All lines holding the string "عبدالسلام" are to be shown.

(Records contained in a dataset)
-- start --

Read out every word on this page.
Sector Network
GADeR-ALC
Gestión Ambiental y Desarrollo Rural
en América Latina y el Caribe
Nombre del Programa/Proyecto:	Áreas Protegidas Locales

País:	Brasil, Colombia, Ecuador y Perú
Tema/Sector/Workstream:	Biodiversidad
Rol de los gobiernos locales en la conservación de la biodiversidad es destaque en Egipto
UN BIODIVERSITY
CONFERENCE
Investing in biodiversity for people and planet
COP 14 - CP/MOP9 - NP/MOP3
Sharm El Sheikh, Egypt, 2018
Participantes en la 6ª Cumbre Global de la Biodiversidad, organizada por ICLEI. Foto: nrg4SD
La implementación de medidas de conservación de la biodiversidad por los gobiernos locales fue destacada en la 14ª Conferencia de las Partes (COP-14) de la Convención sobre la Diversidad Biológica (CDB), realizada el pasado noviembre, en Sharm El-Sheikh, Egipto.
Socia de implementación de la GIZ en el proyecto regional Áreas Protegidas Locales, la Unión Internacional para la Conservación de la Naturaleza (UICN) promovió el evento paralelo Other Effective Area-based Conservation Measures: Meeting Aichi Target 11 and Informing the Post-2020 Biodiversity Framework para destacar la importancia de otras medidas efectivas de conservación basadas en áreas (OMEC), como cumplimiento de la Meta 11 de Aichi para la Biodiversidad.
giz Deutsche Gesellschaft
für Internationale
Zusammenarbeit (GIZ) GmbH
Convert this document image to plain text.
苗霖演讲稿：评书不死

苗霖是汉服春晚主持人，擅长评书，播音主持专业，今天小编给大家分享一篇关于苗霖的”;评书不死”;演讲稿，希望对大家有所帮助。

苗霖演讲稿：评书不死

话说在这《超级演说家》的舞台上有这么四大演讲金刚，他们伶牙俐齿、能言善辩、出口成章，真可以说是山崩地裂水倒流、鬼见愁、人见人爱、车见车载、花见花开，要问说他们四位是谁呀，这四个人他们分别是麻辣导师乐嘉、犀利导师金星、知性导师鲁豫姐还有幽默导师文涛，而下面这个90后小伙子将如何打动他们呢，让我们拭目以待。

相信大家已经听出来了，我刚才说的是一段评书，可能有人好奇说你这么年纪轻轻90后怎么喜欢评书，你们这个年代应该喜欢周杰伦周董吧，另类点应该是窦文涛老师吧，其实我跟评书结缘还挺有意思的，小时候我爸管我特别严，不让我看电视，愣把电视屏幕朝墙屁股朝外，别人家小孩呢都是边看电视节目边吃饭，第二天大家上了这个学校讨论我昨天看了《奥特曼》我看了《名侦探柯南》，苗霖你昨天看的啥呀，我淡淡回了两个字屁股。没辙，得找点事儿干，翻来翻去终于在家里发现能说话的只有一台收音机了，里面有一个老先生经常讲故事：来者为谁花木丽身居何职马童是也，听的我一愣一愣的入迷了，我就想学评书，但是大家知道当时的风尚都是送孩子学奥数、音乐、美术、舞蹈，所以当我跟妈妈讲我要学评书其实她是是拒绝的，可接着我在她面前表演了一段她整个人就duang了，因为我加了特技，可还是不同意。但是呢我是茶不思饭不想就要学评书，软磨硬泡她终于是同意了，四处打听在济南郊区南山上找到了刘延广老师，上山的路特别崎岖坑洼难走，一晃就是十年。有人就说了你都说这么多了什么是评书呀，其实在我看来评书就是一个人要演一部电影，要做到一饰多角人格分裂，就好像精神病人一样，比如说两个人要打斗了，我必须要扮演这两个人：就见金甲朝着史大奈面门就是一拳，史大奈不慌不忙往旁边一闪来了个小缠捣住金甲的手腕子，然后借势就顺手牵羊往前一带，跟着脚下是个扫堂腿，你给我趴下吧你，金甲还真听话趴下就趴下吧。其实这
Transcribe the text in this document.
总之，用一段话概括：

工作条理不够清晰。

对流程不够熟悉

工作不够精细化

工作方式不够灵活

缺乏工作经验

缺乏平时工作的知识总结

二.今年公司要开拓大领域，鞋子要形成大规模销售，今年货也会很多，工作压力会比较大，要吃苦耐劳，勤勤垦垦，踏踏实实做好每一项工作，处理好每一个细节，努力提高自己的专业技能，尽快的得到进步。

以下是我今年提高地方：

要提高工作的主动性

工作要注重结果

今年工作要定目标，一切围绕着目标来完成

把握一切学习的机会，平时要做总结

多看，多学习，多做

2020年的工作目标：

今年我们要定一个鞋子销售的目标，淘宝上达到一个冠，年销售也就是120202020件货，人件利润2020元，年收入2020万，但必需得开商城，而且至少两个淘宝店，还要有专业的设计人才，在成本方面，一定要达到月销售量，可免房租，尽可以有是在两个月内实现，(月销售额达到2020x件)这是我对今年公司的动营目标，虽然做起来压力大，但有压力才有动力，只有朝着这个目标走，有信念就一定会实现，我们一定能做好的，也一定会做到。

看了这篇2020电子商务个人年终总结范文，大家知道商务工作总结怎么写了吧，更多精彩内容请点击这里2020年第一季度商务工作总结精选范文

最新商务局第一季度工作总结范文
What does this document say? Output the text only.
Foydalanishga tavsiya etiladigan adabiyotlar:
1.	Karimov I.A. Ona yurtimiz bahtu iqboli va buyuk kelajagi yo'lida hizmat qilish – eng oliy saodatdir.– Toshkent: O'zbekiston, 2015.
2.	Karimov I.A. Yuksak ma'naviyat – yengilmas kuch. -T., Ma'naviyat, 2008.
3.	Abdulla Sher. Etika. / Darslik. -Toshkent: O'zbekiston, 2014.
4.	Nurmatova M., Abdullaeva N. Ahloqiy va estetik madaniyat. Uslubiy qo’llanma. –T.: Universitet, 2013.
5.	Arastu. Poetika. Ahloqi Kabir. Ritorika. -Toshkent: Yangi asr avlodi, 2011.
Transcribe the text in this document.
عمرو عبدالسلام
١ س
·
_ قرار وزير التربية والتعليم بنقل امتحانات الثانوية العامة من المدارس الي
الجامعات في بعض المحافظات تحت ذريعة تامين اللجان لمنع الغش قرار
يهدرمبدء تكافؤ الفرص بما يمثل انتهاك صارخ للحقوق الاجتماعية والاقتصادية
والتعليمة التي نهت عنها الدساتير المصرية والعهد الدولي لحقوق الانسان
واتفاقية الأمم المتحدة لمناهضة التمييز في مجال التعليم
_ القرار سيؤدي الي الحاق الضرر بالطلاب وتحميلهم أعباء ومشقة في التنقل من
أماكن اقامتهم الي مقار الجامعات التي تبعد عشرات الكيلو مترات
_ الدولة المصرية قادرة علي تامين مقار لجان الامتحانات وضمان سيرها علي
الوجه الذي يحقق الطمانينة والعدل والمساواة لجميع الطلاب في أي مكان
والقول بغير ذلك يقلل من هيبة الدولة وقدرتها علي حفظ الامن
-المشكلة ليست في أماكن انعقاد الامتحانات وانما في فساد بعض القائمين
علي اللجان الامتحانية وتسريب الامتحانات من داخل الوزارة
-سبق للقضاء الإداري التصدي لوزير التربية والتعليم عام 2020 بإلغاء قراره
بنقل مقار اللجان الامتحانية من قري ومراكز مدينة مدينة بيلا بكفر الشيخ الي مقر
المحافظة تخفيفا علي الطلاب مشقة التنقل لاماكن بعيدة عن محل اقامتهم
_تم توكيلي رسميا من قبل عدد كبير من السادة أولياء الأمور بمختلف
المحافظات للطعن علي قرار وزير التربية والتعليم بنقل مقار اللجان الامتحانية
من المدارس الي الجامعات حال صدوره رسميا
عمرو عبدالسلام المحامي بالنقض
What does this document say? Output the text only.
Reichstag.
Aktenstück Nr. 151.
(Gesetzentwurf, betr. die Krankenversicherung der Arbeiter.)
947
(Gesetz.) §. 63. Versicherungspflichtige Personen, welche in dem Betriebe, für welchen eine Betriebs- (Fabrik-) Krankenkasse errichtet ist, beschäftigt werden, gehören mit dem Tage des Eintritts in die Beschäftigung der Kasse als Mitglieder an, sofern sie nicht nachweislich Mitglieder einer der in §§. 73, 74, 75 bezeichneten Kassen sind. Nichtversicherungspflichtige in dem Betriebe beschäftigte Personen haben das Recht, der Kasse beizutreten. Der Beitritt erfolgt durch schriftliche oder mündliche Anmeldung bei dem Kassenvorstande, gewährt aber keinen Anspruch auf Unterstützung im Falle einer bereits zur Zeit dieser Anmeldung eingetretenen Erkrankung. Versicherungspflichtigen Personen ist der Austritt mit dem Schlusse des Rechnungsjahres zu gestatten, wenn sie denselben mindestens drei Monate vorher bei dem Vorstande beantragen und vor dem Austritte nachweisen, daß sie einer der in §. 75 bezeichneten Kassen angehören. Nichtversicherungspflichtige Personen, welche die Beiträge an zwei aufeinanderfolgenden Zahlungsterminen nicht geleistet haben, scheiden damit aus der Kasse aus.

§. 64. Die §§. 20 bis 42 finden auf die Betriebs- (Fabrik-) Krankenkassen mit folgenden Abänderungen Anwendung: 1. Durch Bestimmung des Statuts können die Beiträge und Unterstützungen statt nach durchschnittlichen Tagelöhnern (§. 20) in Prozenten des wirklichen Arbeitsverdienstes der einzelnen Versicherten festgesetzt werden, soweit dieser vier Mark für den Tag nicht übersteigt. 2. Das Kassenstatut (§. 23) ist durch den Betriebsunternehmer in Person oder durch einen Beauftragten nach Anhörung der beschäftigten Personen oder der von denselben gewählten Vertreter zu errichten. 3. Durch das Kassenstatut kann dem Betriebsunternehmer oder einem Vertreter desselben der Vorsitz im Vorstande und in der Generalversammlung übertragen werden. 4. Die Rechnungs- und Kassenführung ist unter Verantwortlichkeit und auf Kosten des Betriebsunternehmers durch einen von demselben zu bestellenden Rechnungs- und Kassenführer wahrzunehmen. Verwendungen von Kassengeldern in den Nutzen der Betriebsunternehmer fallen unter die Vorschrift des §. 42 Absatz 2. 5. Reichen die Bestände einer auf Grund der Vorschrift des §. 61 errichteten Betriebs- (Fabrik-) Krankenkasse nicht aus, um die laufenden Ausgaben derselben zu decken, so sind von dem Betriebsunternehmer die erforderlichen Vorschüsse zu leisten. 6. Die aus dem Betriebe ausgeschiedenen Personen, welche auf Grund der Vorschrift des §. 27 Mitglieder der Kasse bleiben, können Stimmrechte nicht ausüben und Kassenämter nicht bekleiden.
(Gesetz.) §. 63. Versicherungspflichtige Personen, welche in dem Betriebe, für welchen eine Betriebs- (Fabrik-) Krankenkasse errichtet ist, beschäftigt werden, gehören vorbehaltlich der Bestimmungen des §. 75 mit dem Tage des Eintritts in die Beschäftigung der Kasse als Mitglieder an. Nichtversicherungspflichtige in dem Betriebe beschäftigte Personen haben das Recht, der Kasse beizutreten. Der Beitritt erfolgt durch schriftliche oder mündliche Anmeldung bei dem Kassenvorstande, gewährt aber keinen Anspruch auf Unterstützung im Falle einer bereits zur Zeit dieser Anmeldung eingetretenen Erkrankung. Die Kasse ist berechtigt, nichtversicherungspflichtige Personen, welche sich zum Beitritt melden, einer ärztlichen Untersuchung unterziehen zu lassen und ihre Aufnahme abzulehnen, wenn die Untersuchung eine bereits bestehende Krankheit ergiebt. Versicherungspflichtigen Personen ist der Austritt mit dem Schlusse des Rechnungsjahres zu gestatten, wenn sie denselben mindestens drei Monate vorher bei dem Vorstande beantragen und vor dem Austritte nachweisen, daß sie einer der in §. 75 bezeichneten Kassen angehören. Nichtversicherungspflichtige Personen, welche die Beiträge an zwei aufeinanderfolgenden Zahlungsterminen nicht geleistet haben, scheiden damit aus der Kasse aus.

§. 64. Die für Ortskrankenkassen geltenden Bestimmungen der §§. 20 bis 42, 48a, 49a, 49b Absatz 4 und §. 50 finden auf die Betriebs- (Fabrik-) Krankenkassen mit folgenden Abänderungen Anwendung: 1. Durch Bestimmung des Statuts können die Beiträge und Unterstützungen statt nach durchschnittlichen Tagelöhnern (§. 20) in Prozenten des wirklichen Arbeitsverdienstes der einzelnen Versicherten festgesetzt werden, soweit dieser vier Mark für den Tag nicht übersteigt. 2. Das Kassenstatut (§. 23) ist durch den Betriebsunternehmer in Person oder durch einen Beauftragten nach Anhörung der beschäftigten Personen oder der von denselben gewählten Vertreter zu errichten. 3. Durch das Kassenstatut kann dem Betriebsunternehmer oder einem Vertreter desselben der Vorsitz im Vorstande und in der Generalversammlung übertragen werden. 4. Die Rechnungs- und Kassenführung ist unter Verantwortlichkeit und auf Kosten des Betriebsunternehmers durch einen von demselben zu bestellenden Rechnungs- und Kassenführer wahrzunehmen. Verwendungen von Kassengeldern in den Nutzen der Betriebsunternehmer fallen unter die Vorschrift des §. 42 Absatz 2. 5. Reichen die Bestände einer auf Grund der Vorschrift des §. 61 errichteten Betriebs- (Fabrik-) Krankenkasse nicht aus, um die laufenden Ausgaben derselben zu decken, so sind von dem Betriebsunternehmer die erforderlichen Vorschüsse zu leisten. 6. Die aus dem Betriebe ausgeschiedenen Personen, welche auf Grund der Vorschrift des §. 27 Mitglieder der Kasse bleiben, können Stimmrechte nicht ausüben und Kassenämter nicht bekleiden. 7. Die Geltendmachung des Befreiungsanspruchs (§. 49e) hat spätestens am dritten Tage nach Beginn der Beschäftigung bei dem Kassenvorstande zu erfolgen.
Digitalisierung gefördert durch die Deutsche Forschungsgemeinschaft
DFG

-- end --

ANSWER FOR THIS EXERCISE:
عمرو عبدالسلام
عمرو عبدالسلام المحامي بالنقض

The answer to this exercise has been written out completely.